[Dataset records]
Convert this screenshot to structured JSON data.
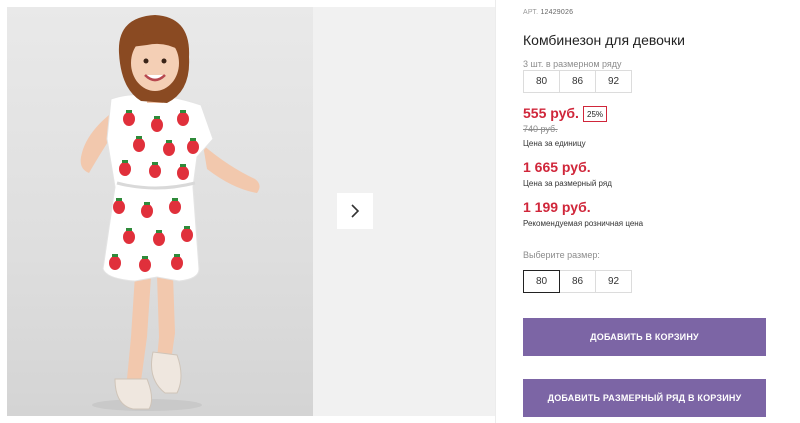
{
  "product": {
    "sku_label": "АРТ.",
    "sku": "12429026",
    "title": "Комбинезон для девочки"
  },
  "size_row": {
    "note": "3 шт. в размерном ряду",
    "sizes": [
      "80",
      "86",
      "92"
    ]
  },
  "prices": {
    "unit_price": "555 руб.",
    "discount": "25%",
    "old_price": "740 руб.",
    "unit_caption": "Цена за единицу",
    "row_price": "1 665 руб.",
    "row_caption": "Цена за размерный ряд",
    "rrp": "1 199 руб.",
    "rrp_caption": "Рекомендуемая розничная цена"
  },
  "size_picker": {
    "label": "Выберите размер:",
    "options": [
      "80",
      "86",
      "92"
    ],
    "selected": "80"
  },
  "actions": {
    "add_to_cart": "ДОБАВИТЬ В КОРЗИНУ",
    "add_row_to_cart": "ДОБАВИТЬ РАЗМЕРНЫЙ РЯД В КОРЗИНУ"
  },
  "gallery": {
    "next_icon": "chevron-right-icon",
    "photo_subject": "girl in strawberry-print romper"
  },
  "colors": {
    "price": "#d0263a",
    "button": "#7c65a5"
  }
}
...
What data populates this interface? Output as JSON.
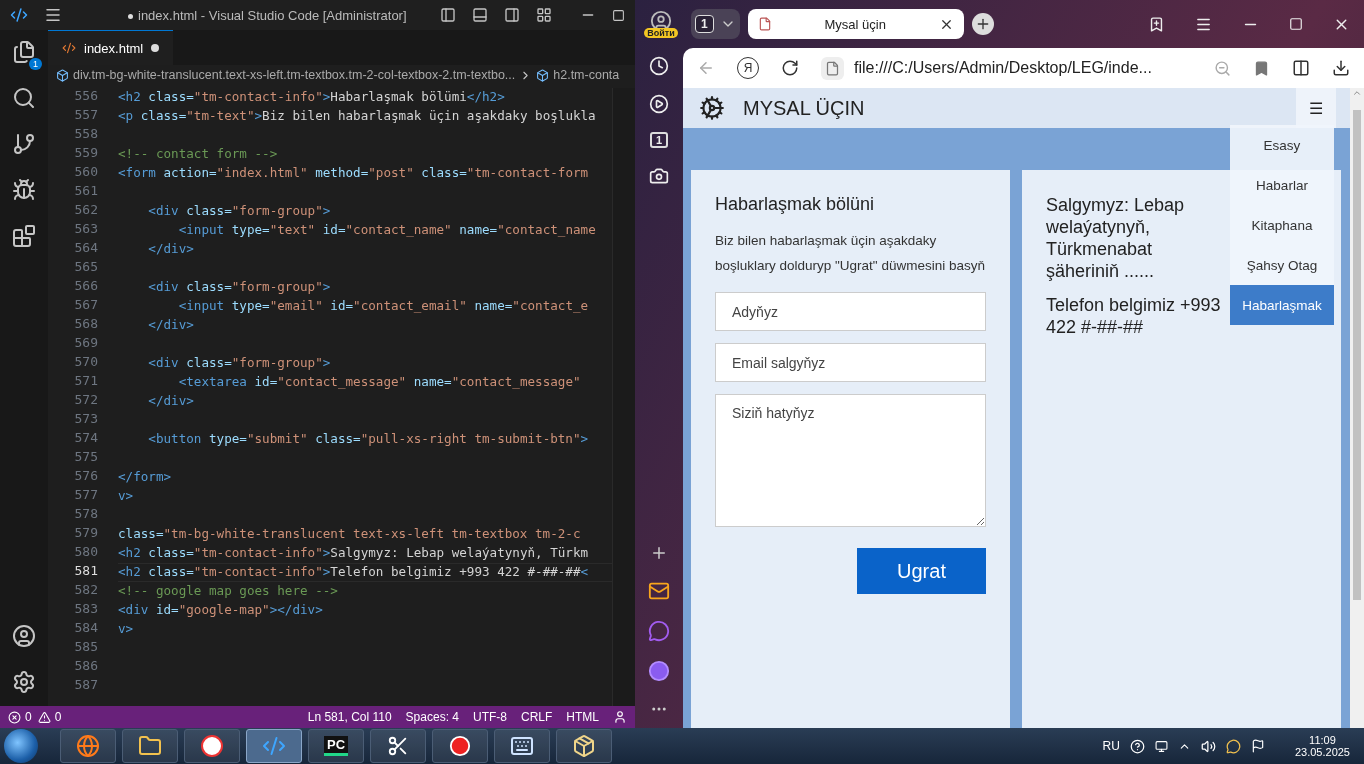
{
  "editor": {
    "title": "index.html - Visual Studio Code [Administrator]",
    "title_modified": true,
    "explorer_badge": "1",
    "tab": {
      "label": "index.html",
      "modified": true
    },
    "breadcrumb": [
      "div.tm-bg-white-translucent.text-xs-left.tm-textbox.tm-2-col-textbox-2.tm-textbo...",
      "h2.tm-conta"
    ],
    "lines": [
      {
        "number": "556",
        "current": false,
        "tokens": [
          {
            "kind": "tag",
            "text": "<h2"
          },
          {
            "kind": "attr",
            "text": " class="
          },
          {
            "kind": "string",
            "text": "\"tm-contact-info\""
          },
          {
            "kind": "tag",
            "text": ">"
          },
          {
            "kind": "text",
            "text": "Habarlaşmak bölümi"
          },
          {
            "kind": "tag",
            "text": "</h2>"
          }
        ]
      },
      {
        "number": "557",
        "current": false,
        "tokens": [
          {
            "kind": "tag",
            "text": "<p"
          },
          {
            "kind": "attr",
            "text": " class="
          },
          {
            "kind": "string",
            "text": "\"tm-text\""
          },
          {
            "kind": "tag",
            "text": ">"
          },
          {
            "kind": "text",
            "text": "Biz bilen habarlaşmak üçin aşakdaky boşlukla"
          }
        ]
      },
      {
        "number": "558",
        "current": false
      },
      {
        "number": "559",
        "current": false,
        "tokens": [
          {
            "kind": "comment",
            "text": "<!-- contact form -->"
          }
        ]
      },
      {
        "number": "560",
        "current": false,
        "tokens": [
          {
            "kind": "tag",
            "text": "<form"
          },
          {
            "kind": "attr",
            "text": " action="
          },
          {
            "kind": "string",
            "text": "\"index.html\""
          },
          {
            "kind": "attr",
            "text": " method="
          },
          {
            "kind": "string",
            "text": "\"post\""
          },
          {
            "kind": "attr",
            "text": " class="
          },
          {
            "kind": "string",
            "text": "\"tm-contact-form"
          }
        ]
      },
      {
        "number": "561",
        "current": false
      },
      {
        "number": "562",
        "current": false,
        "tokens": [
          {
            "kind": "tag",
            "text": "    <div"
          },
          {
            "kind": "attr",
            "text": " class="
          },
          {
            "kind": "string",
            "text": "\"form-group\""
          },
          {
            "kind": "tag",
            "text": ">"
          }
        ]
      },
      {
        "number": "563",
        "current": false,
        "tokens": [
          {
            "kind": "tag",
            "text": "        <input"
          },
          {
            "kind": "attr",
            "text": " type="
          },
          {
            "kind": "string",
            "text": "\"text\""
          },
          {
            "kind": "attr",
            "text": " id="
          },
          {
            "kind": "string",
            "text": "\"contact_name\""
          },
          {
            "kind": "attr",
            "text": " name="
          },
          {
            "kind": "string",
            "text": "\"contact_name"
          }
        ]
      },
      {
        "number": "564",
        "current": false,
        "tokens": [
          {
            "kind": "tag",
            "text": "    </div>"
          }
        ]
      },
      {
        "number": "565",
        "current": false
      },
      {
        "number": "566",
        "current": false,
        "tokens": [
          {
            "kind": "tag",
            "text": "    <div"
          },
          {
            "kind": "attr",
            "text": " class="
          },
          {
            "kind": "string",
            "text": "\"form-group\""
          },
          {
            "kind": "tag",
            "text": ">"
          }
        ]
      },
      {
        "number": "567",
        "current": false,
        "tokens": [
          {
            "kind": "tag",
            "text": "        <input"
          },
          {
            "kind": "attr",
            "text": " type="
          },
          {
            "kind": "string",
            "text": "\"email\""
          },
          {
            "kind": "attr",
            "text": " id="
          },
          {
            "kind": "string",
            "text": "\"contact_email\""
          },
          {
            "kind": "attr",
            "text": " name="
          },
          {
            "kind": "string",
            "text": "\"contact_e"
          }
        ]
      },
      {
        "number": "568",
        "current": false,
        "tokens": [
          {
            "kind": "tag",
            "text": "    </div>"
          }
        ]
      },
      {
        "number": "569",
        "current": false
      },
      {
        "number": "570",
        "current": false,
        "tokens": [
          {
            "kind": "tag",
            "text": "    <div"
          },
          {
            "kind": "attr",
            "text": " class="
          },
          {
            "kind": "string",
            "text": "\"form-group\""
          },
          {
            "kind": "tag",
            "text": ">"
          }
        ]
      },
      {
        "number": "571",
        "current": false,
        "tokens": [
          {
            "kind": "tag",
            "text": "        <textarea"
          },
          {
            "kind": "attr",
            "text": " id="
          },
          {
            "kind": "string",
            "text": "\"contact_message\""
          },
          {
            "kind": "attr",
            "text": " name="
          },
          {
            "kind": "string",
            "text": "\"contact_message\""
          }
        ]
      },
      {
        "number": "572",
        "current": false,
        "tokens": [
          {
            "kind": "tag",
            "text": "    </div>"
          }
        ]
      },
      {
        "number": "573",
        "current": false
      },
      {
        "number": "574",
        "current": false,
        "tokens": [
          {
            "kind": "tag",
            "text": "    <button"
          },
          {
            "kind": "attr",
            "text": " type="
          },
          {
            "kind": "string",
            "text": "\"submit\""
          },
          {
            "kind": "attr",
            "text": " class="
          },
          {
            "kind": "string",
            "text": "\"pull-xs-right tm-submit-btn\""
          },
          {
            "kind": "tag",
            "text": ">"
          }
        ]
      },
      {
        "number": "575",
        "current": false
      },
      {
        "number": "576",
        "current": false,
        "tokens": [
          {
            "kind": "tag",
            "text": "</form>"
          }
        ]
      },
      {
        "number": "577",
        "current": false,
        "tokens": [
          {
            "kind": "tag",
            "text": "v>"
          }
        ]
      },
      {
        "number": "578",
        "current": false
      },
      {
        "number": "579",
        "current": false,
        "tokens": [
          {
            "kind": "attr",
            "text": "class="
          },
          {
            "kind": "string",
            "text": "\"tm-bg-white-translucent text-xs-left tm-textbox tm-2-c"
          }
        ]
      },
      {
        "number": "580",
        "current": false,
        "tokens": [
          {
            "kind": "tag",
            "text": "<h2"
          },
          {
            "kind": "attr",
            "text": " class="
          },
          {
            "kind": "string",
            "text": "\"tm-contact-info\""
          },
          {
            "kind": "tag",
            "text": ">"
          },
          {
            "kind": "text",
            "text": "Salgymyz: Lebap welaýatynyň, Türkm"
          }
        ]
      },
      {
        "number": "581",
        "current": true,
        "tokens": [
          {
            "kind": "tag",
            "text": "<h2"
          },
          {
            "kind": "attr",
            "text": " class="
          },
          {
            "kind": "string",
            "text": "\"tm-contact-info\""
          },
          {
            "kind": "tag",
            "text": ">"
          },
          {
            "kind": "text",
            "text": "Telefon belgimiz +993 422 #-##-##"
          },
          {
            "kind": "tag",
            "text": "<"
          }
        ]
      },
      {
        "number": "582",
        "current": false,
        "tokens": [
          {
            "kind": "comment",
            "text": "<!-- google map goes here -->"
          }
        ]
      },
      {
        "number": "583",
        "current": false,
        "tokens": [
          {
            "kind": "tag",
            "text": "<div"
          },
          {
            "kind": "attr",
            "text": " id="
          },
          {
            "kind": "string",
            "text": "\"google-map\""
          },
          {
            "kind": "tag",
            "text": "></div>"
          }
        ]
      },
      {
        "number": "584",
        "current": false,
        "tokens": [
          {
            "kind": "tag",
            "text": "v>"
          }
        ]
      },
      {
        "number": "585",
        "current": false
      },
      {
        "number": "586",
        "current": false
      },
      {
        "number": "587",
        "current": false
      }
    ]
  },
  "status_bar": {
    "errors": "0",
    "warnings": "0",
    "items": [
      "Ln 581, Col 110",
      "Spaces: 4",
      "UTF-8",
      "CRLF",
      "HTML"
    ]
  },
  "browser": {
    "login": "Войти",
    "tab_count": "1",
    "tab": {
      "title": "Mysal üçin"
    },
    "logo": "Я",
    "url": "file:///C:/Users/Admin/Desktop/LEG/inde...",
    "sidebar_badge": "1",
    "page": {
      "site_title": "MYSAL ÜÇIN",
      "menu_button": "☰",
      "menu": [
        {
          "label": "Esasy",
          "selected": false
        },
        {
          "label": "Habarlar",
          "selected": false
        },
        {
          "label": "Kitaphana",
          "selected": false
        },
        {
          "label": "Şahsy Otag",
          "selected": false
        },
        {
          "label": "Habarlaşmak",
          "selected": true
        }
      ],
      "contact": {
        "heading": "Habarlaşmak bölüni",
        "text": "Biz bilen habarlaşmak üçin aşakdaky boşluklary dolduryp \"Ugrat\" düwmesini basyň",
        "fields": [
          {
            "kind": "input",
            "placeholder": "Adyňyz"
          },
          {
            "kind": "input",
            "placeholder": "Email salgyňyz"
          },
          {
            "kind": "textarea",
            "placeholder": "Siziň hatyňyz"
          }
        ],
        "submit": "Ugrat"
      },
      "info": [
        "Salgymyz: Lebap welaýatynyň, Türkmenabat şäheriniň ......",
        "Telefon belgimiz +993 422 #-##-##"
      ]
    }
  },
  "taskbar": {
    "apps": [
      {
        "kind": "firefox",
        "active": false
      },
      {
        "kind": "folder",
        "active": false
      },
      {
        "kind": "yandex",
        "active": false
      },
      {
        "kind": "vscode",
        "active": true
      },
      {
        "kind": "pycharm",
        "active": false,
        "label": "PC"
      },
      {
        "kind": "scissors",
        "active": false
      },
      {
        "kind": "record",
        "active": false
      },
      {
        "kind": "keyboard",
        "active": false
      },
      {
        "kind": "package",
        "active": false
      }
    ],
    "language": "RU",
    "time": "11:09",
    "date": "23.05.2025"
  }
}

**Exercise:** Search the preceding listing for "left" and extract every line where it is found.

**Solution to the problem:**
      "div.tm-bg-white-translucent.text-xs-left.tm-textbox.tm-2-col-textbox-2.tm-textbo...",
            "text": "\"tm-bg-white-translucent text-xs-left tm-textbox tm-2-c"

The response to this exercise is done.